> _What is needed_:
Your task is to output all the records below, word for word.

> _Given information_:
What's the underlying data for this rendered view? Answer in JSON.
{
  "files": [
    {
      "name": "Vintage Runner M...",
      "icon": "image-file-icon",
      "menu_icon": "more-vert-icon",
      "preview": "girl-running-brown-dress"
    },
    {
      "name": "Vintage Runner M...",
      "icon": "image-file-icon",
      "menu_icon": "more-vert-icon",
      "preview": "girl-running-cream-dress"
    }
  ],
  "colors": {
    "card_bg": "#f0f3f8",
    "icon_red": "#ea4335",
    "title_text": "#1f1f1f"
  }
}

> _Response for this exercise_:
What's the underlying data for this rendered view? Answer in JSON.
{
  "files": [
    {
      "name": "Vintage Runner M...",
      "icon": "image-file-icon",
      "menu_icon": "more-vert-icon",
      "preview": "girl-running-brown-dress"
    },
    {
      "name": "Vintage Runner M...",
      "icon": "image-file-icon",
      "menu_icon": "more-vert-icon",
      "preview": "girl-running-cream-dress"
    }
  ],
  "colors": {
    "card_bg": "#f0f3f8",
    "icon_red": "#ea4335",
    "title_text": "#1f1f1f"
  }
}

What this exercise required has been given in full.